## Begin EXTRACTED MATERIAL

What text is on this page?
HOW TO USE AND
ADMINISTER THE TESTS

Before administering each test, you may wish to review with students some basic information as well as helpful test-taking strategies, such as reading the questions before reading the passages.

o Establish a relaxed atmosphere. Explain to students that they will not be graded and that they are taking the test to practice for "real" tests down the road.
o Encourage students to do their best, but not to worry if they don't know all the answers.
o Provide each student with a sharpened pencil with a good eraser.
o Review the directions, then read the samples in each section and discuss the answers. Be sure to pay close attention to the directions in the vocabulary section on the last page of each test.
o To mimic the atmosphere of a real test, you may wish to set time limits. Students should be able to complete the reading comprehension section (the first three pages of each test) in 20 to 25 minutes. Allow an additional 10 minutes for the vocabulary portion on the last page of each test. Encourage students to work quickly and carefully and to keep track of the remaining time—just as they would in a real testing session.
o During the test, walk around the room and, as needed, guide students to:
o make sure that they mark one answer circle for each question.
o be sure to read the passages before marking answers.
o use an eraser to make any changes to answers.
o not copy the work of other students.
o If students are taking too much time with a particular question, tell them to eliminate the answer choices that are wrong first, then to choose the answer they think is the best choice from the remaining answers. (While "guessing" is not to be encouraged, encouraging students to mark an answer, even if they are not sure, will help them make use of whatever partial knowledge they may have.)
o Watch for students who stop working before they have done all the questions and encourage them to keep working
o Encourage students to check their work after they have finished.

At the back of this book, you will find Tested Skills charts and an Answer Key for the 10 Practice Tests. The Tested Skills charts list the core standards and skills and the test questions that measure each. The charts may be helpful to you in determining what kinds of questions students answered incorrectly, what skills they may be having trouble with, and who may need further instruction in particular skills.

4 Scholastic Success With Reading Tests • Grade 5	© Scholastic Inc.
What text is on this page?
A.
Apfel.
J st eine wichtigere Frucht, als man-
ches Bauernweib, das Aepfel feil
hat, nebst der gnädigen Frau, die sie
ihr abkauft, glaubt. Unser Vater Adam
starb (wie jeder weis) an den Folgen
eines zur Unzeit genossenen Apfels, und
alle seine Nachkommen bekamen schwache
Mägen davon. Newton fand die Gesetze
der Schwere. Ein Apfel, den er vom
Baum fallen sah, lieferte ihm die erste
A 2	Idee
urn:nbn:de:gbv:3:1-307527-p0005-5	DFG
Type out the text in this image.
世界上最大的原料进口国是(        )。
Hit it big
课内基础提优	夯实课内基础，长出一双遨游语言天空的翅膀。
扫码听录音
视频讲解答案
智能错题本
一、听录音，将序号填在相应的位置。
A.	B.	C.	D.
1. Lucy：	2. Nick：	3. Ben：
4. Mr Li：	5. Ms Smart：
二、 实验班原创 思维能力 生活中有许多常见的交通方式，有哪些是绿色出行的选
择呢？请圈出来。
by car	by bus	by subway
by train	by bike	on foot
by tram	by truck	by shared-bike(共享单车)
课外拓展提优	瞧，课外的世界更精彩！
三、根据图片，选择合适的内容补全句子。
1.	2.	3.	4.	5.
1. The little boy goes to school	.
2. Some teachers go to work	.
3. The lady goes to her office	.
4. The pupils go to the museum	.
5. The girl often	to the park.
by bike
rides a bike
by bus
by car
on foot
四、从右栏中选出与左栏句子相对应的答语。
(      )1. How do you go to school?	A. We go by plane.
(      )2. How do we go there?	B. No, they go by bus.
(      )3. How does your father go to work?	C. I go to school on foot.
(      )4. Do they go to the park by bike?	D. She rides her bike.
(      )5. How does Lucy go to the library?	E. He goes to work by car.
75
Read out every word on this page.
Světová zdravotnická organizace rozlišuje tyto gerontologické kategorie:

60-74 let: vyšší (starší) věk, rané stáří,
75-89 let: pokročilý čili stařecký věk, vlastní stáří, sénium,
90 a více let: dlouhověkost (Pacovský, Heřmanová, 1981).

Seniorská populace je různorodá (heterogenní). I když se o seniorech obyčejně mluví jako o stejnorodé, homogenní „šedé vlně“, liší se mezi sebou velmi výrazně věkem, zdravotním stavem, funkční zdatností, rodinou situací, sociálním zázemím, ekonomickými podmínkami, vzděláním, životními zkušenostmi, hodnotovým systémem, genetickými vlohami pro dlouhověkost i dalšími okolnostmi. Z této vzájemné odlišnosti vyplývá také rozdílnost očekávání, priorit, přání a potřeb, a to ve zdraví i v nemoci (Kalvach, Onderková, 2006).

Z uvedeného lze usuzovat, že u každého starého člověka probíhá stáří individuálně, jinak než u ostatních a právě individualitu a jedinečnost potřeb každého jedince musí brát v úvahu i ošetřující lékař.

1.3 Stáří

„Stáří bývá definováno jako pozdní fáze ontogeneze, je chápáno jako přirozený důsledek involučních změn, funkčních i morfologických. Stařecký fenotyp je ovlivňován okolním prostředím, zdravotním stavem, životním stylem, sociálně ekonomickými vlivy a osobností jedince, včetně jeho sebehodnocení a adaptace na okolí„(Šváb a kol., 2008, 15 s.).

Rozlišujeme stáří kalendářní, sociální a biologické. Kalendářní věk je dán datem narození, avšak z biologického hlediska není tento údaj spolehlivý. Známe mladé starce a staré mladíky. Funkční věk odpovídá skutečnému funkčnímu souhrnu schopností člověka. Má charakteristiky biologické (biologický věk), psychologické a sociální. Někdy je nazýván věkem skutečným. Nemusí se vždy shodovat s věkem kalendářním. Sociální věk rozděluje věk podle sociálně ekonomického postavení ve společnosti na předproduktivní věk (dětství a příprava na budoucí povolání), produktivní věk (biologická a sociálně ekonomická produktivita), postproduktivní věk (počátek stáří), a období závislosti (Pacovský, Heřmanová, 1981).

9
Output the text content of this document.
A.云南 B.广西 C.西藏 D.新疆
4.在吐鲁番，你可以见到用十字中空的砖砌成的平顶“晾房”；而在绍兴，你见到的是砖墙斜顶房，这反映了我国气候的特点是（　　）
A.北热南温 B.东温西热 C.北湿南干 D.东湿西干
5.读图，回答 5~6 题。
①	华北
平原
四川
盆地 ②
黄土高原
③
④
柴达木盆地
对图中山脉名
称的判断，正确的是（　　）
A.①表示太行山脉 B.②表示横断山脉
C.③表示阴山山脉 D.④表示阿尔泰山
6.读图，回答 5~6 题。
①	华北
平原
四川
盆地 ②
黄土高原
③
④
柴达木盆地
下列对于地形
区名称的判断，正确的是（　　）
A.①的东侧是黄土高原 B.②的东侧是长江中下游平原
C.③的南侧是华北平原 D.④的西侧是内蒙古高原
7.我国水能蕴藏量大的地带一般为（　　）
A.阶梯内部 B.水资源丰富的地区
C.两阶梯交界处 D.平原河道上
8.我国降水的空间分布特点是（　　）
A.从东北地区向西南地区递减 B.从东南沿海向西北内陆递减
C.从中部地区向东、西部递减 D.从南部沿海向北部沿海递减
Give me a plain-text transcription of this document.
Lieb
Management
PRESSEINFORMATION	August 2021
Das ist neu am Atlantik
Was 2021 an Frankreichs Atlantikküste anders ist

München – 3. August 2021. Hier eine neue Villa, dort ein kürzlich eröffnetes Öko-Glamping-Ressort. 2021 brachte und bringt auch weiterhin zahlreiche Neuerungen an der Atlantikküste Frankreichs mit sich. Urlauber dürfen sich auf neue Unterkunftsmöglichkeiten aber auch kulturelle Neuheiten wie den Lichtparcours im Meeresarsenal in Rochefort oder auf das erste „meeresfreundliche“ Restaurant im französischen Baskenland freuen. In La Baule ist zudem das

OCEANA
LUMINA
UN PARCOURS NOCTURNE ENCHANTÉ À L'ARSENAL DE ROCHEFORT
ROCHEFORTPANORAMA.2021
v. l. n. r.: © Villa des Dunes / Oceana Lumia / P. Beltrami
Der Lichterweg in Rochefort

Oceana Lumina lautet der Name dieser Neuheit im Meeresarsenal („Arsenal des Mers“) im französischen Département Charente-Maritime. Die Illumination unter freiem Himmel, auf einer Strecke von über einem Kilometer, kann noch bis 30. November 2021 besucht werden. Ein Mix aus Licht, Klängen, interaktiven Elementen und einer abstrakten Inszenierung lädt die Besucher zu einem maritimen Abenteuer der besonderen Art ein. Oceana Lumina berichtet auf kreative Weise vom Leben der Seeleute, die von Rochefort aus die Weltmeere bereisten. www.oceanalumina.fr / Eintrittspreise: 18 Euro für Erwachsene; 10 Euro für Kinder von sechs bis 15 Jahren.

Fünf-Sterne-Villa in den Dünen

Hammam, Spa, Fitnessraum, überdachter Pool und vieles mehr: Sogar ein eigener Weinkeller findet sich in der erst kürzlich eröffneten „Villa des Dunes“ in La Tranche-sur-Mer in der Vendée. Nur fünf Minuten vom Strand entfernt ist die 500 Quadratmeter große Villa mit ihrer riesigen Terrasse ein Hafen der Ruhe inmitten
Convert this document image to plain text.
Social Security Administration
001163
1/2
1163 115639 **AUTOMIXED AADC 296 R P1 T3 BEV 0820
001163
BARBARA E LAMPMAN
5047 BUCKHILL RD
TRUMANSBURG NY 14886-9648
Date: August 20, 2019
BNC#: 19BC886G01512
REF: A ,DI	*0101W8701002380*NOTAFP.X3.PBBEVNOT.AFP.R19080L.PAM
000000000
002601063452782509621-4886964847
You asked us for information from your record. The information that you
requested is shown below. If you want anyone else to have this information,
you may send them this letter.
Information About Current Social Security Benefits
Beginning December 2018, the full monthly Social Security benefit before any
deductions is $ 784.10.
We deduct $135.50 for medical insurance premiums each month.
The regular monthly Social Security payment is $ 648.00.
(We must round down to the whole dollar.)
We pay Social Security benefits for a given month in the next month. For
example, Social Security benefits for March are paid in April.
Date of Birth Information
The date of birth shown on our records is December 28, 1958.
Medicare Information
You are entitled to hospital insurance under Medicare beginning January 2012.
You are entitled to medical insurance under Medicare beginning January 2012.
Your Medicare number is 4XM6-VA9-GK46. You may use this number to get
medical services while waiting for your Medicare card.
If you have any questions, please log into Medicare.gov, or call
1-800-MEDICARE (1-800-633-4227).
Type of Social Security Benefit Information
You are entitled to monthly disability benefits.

## End EXTRACTED MATERIAL

**WHAT IS NEEDED:** Track down all lines above with the string "kürzlich" and copy them.

**COMPLETE ANSWER:**
München – 3. August 2021. Hier eine neue Villa, dort ein kürzlich eröffnetes Öko-Glamping-Ressort. 2021 brachte und bringt auch weiterhin zahlreiche Neuerungen an der Atlantikküste Frankreichs mit sich. Urlauber dürfen sich auf neue Unterkunftsmöglichkeiten aber auch kulturelle Neuheiten wie den Lichtparcours im Meeresarsenal in Rochefort oder auf das erste „meeresfreundliche“ Restaurant im französischen Baskenland freuen. In La Baule ist zudem das
Hammam, Spa, Fitnessraum, überdachter Pool und vieles mehr: Sogar ein eigener Weinkeller findet sich in der erst kürzlich eröffneten „Villa des Dunes“ in La Tranche-sur-Mer in der Vendée. Nur fünf Minuten vom Strand entfernt ist die 500 Quadratmeter große Villa mit ihrer riesigen Terrasse ein Hafen der Ruhe inmitten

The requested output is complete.